• **Work instructions**: Count every line in the entries that contains "this". Report that count alone.

Figure contents as structured data:
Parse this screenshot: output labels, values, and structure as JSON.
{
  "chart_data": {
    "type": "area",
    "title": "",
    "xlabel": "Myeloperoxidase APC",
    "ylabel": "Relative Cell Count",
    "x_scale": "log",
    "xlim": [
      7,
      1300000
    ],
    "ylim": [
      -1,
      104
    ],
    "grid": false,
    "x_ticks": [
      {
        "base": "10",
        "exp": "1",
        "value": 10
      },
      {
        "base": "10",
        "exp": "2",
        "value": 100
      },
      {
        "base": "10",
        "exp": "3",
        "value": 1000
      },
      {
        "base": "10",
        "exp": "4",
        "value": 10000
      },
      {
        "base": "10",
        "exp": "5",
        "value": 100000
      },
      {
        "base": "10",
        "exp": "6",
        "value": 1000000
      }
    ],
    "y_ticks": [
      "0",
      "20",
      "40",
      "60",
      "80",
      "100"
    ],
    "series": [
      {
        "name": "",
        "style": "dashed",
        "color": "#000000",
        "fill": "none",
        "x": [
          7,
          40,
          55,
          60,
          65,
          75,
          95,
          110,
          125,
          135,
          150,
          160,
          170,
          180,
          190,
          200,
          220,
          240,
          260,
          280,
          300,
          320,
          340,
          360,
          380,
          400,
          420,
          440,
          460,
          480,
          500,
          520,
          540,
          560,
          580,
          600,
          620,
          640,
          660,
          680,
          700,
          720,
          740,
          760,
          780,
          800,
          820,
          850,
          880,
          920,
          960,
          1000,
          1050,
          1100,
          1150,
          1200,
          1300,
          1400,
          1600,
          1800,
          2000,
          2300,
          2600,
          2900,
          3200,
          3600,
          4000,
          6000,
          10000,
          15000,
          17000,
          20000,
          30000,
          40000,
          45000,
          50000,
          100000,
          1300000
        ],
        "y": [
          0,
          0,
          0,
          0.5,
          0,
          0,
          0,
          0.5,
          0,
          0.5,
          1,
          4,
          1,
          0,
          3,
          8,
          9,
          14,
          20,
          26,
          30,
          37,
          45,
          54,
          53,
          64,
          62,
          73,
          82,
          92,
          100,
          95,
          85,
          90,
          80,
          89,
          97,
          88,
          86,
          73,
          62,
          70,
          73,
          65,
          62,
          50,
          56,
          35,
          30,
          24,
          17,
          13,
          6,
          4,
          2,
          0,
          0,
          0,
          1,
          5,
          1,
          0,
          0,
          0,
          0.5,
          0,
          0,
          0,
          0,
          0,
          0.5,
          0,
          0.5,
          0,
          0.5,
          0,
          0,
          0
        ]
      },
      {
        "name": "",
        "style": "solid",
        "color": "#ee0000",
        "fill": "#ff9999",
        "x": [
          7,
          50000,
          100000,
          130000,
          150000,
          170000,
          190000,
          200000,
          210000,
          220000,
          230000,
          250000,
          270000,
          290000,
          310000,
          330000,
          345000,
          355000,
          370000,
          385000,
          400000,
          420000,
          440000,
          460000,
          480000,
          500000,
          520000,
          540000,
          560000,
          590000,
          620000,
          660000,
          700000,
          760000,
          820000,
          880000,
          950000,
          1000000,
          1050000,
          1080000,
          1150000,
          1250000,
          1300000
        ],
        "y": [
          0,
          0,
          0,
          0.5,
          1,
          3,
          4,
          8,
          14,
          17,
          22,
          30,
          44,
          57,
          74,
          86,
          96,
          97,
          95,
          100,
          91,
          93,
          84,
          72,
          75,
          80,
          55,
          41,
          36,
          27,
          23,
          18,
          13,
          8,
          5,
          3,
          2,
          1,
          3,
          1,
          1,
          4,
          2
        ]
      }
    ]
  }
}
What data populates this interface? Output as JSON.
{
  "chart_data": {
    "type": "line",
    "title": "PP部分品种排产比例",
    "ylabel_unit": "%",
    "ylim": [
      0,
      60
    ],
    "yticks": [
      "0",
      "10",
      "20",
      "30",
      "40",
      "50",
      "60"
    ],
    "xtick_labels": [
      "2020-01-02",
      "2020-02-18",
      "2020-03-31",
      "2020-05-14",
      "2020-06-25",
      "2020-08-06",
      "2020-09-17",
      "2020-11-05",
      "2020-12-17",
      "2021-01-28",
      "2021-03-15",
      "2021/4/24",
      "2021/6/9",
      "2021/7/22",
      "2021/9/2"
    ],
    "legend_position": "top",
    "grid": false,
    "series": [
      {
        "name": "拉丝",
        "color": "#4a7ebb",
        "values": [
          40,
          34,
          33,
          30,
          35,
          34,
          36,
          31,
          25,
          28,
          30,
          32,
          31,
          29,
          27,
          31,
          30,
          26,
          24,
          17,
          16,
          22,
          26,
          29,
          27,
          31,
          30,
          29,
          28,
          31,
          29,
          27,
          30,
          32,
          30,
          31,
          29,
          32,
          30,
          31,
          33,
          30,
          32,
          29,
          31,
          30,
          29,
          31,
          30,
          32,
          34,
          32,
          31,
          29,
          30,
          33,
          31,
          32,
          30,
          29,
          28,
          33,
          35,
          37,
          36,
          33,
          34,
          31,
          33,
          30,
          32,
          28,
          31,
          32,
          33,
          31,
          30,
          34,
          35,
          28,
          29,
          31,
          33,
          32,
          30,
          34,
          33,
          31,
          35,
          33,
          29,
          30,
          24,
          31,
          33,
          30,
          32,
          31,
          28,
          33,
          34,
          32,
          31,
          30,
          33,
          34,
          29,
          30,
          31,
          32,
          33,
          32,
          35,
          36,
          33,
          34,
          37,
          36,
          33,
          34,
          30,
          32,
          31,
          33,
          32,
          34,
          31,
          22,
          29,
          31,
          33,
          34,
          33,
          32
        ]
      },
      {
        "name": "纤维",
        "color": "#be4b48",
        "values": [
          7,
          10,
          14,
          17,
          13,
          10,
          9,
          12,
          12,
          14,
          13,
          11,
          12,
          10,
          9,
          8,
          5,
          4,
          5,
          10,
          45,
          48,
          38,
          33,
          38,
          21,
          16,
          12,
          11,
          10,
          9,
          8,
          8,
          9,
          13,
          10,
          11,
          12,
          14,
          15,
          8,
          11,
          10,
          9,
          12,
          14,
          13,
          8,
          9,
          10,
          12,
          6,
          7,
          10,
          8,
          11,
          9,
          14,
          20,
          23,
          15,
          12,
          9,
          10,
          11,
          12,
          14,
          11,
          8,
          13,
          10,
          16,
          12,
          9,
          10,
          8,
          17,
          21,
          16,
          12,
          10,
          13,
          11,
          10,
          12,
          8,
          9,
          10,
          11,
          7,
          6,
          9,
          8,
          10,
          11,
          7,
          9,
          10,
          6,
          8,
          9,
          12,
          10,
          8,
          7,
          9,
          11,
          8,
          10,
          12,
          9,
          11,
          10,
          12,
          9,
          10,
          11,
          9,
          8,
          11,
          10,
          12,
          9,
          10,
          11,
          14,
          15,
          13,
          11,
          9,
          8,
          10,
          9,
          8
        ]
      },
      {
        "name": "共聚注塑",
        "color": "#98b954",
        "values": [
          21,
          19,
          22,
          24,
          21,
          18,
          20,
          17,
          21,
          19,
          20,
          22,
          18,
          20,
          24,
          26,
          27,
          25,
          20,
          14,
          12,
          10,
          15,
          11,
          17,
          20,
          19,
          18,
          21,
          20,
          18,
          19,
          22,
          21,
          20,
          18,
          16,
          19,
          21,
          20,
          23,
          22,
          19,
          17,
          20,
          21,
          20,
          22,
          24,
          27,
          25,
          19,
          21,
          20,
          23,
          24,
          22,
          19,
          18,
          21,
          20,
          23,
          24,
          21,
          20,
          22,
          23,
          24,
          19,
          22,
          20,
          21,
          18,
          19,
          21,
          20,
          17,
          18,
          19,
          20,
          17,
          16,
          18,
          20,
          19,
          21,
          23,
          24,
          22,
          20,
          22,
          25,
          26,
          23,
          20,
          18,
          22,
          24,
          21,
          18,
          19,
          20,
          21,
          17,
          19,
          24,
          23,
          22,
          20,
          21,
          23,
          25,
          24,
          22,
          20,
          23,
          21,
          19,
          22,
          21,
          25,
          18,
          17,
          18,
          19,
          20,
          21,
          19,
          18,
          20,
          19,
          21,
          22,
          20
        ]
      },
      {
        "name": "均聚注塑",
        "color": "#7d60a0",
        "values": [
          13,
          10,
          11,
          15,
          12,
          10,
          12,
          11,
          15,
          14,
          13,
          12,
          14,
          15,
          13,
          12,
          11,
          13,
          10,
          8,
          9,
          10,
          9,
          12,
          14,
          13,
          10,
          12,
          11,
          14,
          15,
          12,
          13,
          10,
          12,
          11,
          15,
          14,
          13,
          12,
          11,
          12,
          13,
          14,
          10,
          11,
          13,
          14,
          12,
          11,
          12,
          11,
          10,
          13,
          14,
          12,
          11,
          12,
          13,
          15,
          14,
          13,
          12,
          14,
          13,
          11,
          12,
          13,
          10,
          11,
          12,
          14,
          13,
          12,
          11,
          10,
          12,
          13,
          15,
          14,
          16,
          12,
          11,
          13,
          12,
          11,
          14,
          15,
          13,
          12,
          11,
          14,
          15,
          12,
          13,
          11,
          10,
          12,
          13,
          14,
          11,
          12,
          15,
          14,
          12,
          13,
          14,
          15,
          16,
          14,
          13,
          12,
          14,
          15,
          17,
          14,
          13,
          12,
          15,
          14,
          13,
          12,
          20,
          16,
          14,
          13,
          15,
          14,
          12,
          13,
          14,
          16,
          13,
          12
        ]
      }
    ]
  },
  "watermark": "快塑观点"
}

• **Worked answer**: 2